Exercise objective — Can you write out all the lines word for word, with no pictures?

Records from a data source:

■ ■ ■ ■

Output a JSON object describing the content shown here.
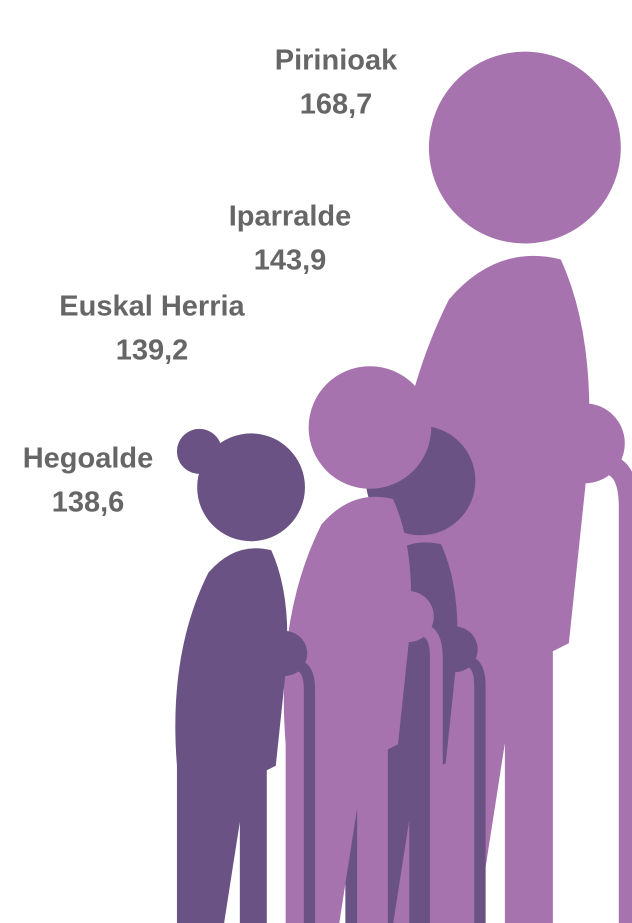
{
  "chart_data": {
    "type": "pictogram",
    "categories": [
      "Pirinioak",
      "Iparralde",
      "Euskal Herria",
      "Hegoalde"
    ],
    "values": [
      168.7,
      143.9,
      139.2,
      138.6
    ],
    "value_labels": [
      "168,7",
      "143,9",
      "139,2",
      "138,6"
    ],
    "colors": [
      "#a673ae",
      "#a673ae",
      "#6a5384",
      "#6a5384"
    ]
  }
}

■ ■ ■ ■

The result —
Output a JSON object describing the content shown here.
{
  "chart_data": {
    "type": "pictogram",
    "categories": [
      "Pirinioak",
      "Iparralde",
      "Euskal Herria",
      "Hegoalde"
    ],
    "values": [
      168.7,
      143.9,
      139.2,
      138.6
    ],
    "value_labels": [
      "168,7",
      "143,9",
      "139,2",
      "138,6"
    ],
    "colors": [
      "#a673ae",
      "#a673ae",
      "#6a5384",
      "#6a5384"
    ]
  }
}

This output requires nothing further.